(Dataset items)
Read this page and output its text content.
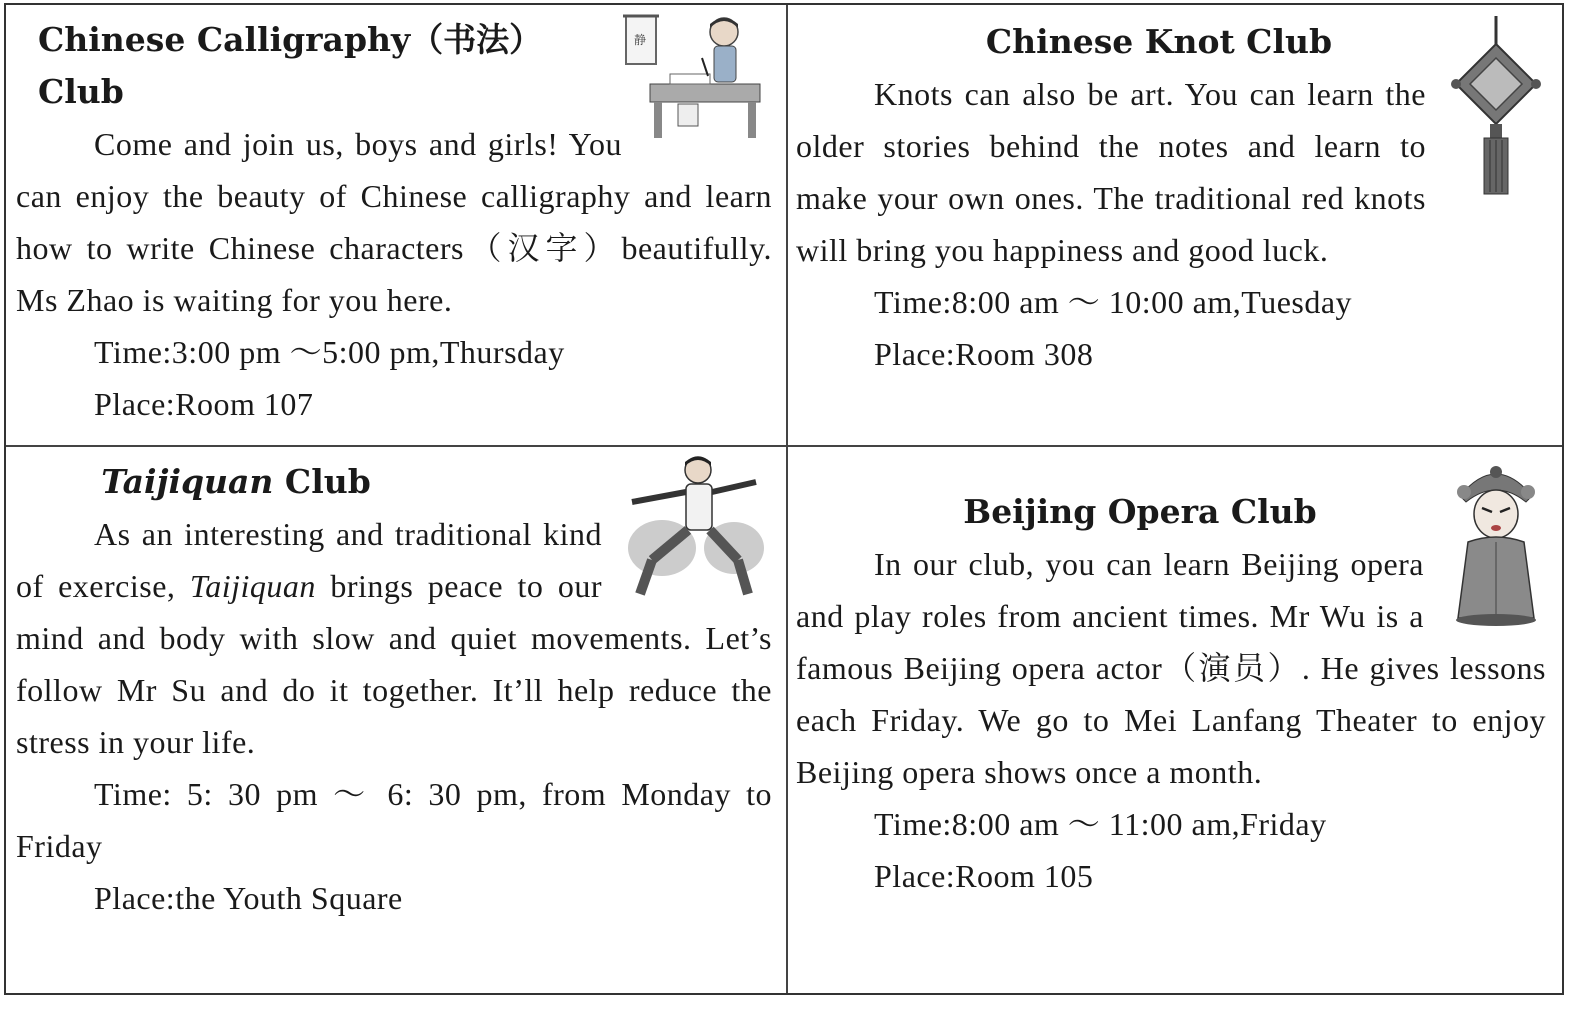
静

Chinese Calligraphy（书法）Club

Come and join us, boys and girls! You can enjoy the beauty of Chinese calligraphy and learn how to write Chinese characters（汉字）beautifully. Ms Zhao is waiting for you here.

Time:3:00 pm ～5:00 pm,Thursday

Place:Room 107

Chinese Knot Club

Knots can also be art. You can learn the older stories behind the notes and learn to make your own ones. The traditional red knots will bring you happiness and good luck.

Time:8:00 am ～ 10:00 am,Tuesday

Place:Room 308

Taijiquan Club

As an interesting and traditional kind of exercise, Taijiquan brings peace to our mind and body with slow and quiet movements. Let’s follow Mr Su and do it together. It’ll help reduce the stress in your life.

Time: 5: 30 pm ～ 6: 30 pm, from Monday to Friday

Place:the Youth Square

Beijing Opera Club

In our club, you can learn Beijing opera and play roles from ancient times. Mr Wu is a famous Beijing opera actor（演员）. He gives lessons each Friday. We go to Mei Lanfang Theater to enjoy Beijing opera shows once a month.

Time:8:00 am ～ 11:00 am,Friday

Place:Room 105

SET TASK: Pictures in the data above should not be copied; transcribe everything else exactly.

RESPONSE TO THIS EXERCISE:
Read this page and output its text content.
静

Chinese Calligraphy（书法）Club

Come and join us, boys and girls! You can enjoy the beauty of Chinese calligraphy and learn how to write Chinese characters（汉字）beautifully. Ms Zhao is waiting for you here.

Time:3:00 pm ～5:00 pm,Thursday

Place:Room 107

Chinese Knot Club

Knots can also be art. You can learn the older stories behind the notes and learn to make your own ones. The traditional red knots will bring you happiness and good luck.

Time:8:00 am ～ 10:00 am,Tuesday

Place:Room 308

Taijiquan Club

As an interesting and traditional kind of exercise, Taijiquan brings peace to our mind and body with slow and quiet movements. Let’s follow Mr Su and do it together. It’ll help reduce the stress in your life.

Time: 5: 30 pm ～ 6: 30 pm, from Monday to Friday

Place:the Youth Square

Beijing Opera Club

In our club, you can learn Beijing opera and play roles from ancient times. Mr Wu is a famous Beijing opera actor（演员）. He gives lessons each Friday. We go to Mei Lanfang Theater to enjoy Beijing opera shows once a month.

Time:8:00 am ～ 11:00 am,Friday

Place:Room 105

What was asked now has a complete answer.